**Instructions for the task**
In the copy, keep every record exact and leave out all images.

**Provided entries**
◇ ◇ ◇ ◇ ◇ ◇ ◇

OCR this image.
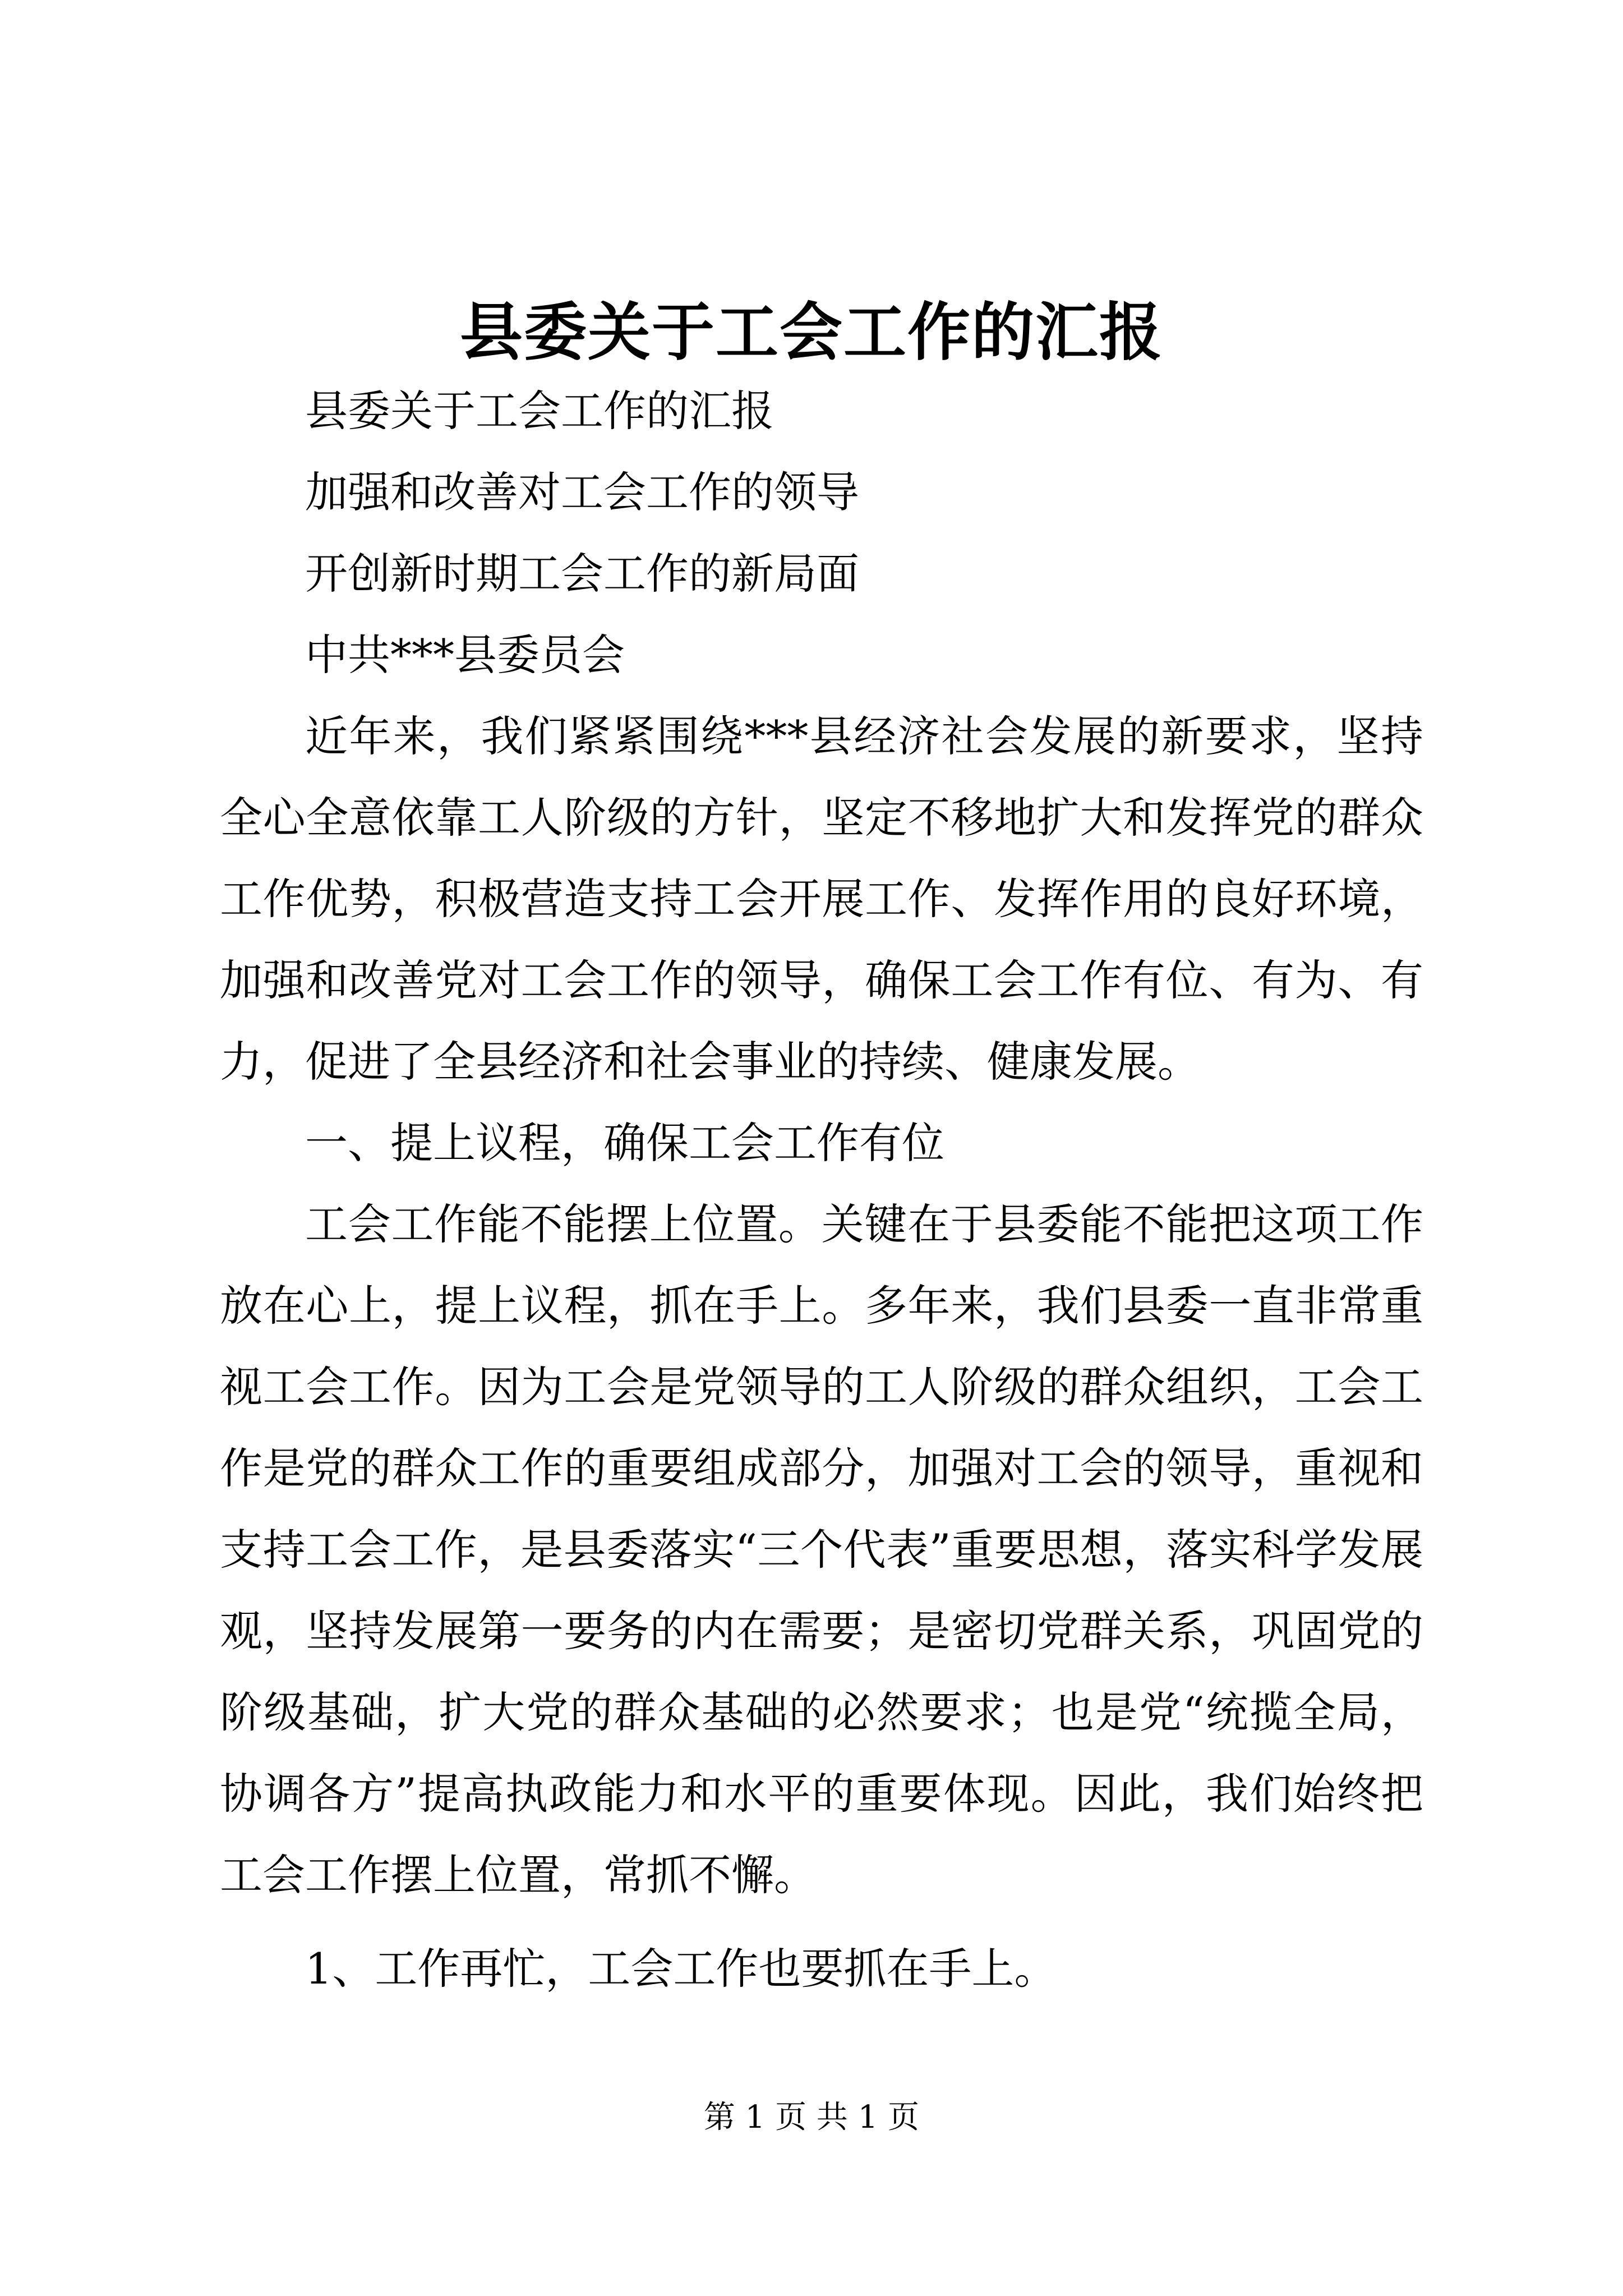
县委关于工会工作的汇报
县委关于工会工作的汇报
加强和改善对工会工作的领导
开创新时期工会工作的新局面
中共***县委员会

近年来，我们紧紧围绕***县经济社会发展的新要求，坚持全心全意依靠工人阶级的方针，坚定不移地扩大和发挥党的群众工作优势，积极营造支持工会开展工作、发挥作用的良好环境，加强和改善党对工会工作的领导，确保工会工作有位、有为、有力，促进了全县经济和社会事业的持续、健康发展。

一、提上议程，确保工会工作有位

工会工作能不能摆上位置。关键在于县委能不能把这项工作放在心上，提上议程，抓在手上。多年来，我们县委一直非常重视工会工作。因为工会是党领导的工人阶级的群众组织，工会工作是党的群众工作的重要组成部分，加强对工会的领导，重视和支持工会工作，是县委落实“三个代表”重要思想，落实科学发展观，坚持发展第一要务的内在需要；是密切党群关系，巩固党的阶级基础，扩大党的群众基础的必然要求；也是党“统揽全局，协调各方”提高执政能力和水平的重要体现。因此，我们始终把工会工作摆上位置，常抓不懈。

1、工作再忙，工会工作也要抓在手上。
第 1 页 共 1 页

◇ ◇ ◇ ◇ ◇ ◇ ◇

**Answer**
OCR this image.
县委关于工会工作的汇报
县委关于工会工作的汇报
加强和改善对工会工作的领导
开创新时期工会工作的新局面
中共***县委员会

近年来，我们紧紧围绕***县经济社会发展的新要求，坚持全心全意依靠工人阶级的方针，坚定不移地扩大和发挥党的群众工作优势，积极营造支持工会开展工作、发挥作用的良好环境，加强和改善党对工会工作的领导，确保工会工作有位、有为、有力，促进了全县经济和社会事业的持续、健康发展。

一、提上议程，确保工会工作有位

工会工作能不能摆上位置。关键在于县委能不能把这项工作放在心上，提上议程，抓在手上。多年来，我们县委一直非常重视工会工作。因为工会是党领导的工人阶级的群众组织，工会工作是党的群众工作的重要组成部分，加强对工会的领导，重视和支持工会工作，是县委落实“三个代表”重要思想，落实科学发展观，坚持发展第一要务的内在需要；是密切党群关系，巩固党的阶级基础，扩大党的群众基础的必然要求；也是党“统揽全局，协调各方”提高执政能力和水平的重要体现。因此，我们始终把工会工作摆上位置，常抓不懈。

1、工作再忙，工会工作也要抓在手上。
第 1 页 共 1 页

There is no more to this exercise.